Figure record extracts
——
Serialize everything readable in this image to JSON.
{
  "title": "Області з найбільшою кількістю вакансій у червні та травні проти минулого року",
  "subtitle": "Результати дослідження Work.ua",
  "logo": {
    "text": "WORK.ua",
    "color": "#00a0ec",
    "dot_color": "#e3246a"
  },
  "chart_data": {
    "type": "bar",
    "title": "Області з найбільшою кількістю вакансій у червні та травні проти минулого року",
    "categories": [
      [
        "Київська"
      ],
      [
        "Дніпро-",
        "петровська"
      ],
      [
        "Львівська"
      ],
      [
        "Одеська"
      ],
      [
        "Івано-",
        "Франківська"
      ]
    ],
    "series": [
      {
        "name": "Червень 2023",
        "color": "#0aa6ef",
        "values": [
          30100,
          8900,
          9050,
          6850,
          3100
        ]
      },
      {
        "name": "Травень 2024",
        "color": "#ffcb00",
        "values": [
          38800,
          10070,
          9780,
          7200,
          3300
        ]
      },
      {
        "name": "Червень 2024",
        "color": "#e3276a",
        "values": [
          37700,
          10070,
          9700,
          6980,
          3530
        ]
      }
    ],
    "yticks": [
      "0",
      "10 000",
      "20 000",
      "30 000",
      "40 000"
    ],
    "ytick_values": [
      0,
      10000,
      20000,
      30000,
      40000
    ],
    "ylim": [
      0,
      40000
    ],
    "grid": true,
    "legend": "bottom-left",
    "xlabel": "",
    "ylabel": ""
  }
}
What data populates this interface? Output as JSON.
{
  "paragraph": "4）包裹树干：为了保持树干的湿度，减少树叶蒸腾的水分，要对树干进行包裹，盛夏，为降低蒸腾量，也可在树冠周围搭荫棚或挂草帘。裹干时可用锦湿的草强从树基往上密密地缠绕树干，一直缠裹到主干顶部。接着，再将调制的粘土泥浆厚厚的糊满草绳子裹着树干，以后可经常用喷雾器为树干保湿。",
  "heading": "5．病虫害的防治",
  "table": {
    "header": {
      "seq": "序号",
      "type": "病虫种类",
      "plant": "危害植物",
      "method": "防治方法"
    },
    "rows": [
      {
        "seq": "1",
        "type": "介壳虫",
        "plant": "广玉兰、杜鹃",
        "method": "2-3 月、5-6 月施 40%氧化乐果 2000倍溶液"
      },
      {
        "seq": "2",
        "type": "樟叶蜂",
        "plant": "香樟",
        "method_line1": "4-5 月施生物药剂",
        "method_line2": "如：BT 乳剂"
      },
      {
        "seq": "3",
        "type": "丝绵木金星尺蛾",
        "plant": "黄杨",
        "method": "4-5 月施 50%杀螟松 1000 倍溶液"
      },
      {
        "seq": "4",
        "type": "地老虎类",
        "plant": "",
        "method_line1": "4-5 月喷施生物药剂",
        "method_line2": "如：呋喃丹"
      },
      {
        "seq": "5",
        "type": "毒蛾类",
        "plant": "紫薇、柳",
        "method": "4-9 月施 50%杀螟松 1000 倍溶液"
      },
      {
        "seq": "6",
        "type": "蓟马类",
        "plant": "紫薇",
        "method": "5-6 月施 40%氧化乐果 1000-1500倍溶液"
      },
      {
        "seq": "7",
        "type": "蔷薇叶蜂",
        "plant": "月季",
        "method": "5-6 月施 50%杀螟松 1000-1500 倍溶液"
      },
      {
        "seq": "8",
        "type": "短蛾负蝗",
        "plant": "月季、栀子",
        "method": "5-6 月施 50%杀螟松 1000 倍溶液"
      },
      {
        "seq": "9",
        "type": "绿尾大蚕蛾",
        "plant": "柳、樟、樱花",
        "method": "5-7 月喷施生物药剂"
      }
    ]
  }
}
——
**Directions for this task**
Your task is to print all of the records exactly.

**Exercise answer**
Serialize everything readable in this image to JSON.
{
  "title": "Області з найбільшою кількістю вакансій у червні та травні проти минулого року",
  "subtitle": "Результати дослідження Work.ua",
  "logo": {
    "text": "WORK.ua",
    "color": "#00a0ec",
    "dot_color": "#e3246a"
  },
  "chart_data": {
    "type": "bar",
    "title": "Області з найбільшою кількістю вакансій у червні та травні проти минулого року",
    "categories": [
      [
        "Київська"
      ],
      [
        "Дніпро-",
        "петровська"
      ],
      [
        "Львівська"
      ],
      [
        "Одеська"
      ],
      [
        "Івано-",
        "Франківська"
      ]
    ],
    "series": [
      {
        "name": "Червень 2023",
        "color": "#0aa6ef",
        "values": [
          30100,
          8900,
          9050,
          6850,
          3100
        ]
      },
      {
        "name": "Травень 2024",
        "color": "#ffcb00",
        "values": [
          38800,
          10070,
          9780,
          7200,
          3300
        ]
      },
      {
        "name": "Червень 2024",
        "color": "#e3276a",
        "values": [
          37700,
          10070,
          9700,
          6980,
          3530
        ]
      }
    ],
    "yticks": [
      "0",
      "10 000",
      "20 000",
      "30 000",
      "40 000"
    ],
    "ytick_values": [
      0,
      10000,
      20000,
      30000,
      40000
    ],
    "ylim": [
      0,
      40000
    ],
    "grid": true,
    "legend": "bottom-left",
    "xlabel": "",
    "ylabel": ""
  }
}
What data populates this interface? Output as JSON.
{
  "paragraph": "4）包裹树干：为了保持树干的湿度，减少树叶蒸腾的水分，要对树干进行包裹，盛夏，为降低蒸腾量，也可在树冠周围搭荫棚或挂草帘。裹干时可用锦湿的草强从树基往上密密地缠绕树干，一直缠裹到主干顶部。接着，再将调制的粘土泥浆厚厚的糊满草绳子裹着树干，以后可经常用喷雾器为树干保湿。",
  "heading": "5．病虫害的防治",
  "table": {
    "header": {
      "seq": "序号",
      "type": "病虫种类",
      "plant": "危害植物",
      "method": "防治方法"
    },
    "rows": [
      {
        "seq": "1",
        "type": "介壳虫",
        "plant": "广玉兰、杜鹃",
        "method": "2-3 月、5-6 月施 40%氧化乐果 2000倍溶液"
      },
      {
        "seq": "2",
        "type": "樟叶蜂",
        "plant": "香樟",
        "method_line1": "4-5 月施生物药剂",
        "method_line2": "如：BT 乳剂"
      },
      {
        "seq": "3",
        "type": "丝绵木金星尺蛾",
        "plant": "黄杨",
        "method": "4-5 月施 50%杀螟松 1000 倍溶液"
      },
      {
        "seq": "4",
        "type": "地老虎类",
        "plant": "",
        "method_line1": "4-5 月喷施生物药剂",
        "method_line2": "如：呋喃丹"
      },
      {
        "seq": "5",
        "type": "毒蛾类",
        "plant": "紫薇、柳",
        "method": "4-9 月施 50%杀螟松 1000 倍溶液"
      },
      {
        "seq": "6",
        "type": "蓟马类",
        "plant": "紫薇",
        "method": "5-6 月施 40%氧化乐果 1000-1500倍溶液"
      },
      {
        "seq": "7",
        "type": "蔷薇叶蜂",
        "plant": "月季",
        "method": "5-6 月施 50%杀螟松 1000-1500 倍溶液"
      },
      {
        "seq": "8",
        "type": "短蛾负蝗",
        "plant": "月季、栀子",
        "method": "5-6 月施 50%杀螟松 1000 倍溶液"
      },
      {
        "seq": "9",
        "type": "绿尾大蚕蛾",
        "plant": "柳、樟、樱花",
        "method": "5-7 月喷施生物药剂"
      }
    ]
  }
}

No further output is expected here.